→ **PROBLEM STATEMENT**: Search the data for the string "median" and extract every line where it appears.

*****

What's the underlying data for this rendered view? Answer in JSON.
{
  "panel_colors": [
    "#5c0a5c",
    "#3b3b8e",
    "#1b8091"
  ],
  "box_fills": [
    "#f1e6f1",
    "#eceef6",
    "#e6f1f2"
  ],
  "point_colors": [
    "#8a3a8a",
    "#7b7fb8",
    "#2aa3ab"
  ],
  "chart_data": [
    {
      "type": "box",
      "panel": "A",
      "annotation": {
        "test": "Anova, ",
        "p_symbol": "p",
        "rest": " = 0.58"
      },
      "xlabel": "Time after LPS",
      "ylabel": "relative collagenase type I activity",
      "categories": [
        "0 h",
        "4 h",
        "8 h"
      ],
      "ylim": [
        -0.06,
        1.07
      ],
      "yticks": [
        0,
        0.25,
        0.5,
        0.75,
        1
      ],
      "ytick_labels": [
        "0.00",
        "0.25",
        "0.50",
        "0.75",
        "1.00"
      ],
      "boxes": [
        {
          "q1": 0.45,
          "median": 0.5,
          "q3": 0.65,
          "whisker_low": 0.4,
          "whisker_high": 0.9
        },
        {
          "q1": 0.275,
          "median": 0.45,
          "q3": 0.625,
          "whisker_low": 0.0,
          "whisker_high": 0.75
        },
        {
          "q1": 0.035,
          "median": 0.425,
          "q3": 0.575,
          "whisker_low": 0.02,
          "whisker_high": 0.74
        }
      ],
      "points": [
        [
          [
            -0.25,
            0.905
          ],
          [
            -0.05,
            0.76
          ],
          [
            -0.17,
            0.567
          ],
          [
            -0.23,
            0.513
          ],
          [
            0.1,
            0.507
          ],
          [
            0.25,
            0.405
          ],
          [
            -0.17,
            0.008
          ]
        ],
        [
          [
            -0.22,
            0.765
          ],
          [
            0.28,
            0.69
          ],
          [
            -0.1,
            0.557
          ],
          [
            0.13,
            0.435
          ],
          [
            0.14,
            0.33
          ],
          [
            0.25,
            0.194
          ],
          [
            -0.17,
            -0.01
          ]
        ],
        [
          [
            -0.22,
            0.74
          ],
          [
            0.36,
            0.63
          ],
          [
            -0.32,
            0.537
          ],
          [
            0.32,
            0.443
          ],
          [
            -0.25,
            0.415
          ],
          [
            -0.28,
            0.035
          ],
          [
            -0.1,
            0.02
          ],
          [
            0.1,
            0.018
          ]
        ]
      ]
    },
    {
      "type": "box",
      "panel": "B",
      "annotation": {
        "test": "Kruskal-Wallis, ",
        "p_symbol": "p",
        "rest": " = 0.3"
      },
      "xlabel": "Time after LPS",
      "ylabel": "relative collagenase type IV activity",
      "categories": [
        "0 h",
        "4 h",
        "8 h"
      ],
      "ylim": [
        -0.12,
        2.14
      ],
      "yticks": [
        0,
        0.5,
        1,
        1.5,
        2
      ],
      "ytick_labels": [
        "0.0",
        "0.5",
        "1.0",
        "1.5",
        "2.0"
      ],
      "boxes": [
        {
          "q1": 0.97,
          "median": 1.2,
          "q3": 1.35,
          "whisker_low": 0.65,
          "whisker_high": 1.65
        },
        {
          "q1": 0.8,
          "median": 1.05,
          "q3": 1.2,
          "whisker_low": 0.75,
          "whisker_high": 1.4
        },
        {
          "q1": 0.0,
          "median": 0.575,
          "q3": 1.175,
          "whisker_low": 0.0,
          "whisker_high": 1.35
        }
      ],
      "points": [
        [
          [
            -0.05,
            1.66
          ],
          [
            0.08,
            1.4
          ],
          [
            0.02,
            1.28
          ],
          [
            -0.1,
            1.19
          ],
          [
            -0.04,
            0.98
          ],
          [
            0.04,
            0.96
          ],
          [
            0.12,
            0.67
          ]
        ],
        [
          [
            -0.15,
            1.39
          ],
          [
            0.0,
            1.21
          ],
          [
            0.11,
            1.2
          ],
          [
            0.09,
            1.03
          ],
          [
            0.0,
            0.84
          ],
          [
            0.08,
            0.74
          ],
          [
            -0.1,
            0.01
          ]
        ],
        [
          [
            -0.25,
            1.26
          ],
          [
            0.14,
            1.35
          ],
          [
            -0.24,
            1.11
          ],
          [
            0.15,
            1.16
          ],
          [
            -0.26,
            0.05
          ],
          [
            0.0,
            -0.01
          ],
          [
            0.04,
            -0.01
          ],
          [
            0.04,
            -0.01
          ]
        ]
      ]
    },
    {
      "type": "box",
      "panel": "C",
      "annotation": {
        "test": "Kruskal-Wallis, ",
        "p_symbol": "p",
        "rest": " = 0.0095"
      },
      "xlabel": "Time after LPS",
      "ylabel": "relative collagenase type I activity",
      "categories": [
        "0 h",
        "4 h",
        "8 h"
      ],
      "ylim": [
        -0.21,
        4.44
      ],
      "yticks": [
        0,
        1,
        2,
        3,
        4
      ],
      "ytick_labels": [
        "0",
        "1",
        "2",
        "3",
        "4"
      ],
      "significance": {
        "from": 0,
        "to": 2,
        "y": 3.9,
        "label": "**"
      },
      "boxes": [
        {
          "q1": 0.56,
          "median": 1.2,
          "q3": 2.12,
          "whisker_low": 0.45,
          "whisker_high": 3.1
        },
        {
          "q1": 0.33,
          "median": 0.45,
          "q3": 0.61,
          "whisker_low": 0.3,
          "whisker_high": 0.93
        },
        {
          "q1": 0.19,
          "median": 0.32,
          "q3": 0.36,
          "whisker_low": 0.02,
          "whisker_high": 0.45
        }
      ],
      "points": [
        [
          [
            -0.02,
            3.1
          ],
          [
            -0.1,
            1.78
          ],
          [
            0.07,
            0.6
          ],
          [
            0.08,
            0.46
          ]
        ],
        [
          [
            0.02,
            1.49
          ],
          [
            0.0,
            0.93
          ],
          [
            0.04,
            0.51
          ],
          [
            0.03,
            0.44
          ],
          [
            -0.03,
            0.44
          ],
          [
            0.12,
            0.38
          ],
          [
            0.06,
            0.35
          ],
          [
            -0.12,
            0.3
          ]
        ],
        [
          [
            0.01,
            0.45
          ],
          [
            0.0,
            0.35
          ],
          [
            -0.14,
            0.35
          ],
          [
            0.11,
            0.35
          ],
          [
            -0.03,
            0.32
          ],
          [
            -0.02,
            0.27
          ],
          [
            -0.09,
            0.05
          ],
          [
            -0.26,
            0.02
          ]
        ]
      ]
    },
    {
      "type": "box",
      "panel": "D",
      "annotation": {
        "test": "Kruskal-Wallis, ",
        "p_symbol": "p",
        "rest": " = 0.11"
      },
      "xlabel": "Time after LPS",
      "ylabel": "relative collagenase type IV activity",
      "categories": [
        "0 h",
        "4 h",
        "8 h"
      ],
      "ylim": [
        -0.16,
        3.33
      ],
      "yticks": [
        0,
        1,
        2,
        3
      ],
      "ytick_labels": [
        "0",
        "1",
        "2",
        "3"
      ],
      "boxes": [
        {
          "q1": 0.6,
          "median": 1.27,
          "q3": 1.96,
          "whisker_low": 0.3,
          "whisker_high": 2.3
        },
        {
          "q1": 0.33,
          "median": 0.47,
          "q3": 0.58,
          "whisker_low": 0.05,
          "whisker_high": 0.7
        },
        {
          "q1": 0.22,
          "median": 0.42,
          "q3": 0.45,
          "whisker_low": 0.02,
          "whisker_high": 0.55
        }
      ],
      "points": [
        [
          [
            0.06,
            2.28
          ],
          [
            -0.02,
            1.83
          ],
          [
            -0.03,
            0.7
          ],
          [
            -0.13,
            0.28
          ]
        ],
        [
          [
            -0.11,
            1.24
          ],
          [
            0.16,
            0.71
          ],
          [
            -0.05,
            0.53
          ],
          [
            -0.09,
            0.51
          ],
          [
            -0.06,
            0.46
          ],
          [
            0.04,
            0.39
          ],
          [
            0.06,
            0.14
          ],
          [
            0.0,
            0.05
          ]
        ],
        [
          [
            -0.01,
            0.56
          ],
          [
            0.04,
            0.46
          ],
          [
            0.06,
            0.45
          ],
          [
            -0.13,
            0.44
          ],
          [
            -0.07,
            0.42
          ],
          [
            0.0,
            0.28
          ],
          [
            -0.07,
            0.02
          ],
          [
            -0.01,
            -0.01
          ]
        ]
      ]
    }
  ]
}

*****

→ **EXERCISE OUTPUT**:
          "median": 0.5,
          "median": 0.45,
          "median": 0.425,
          "median": 1.2,
          "median": 1.05,
          "median": 0.575,
          "median": 1.2,
          "median": 0.45,
          "median": 0.32,
          "median": 1.27,
          "median": 0.47,
          "median": 0.42,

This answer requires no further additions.